Extracted data entries
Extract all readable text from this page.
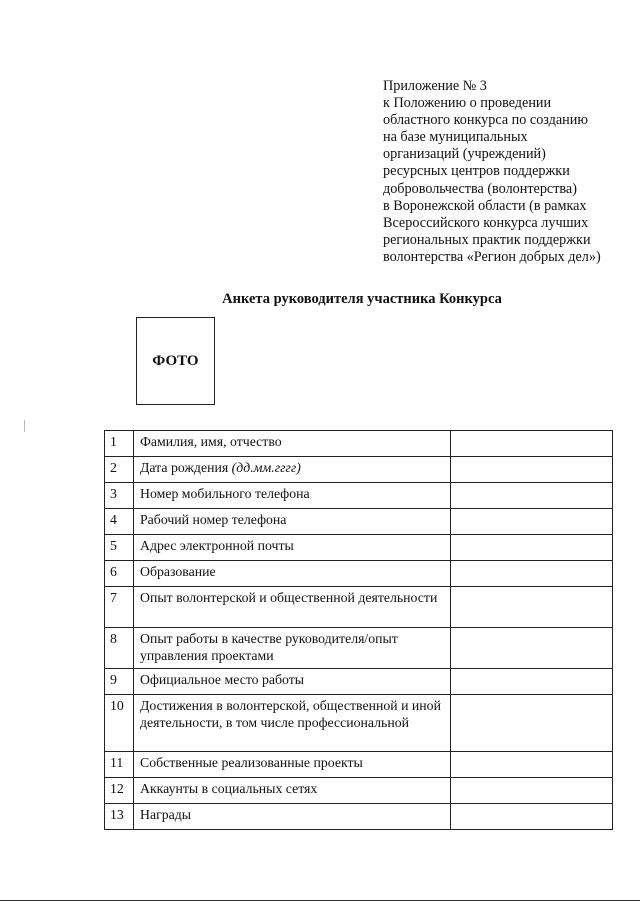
Приложение № 3
к Положению о проведении
областного конкурса по созданию
на базе муниципальных
организаций (учреждений)
ресурсных центров поддержки
добровольчества (волонтерства)
в Воронежской области (в рамках
Всероссийского конкурса лучших
региональных практик поддержки
волонтерства «Регион добрых дел»)
Анкета руководителя участника Конкурса
ФОТО
1	Фамилия, имя, отчество	
2	Дата рождения (дд.мм.гггг)	
3	Номер мобильного телефона	
4	Рабочий номер телефона	
5	Адрес электронной почты	
6	Образование	
7	Опыт волонтерской и общественной деятельности	
8	Опыт работы в качестве руководителя/опыт управления проектами	
9	Официальное место работы	
10	Достижения в волонтерской, общественной и иной деятельности, в том числе профессиональной	
11	Собственные реализованные проекты	
12	Аккаунты в социальных сетях	
13	Награды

STATED GOAL: List every line in the records above that contains the word "поддержки".

OUTPUT OF THE TASK:
ресурсных центров поддержки
региональных практик поддержки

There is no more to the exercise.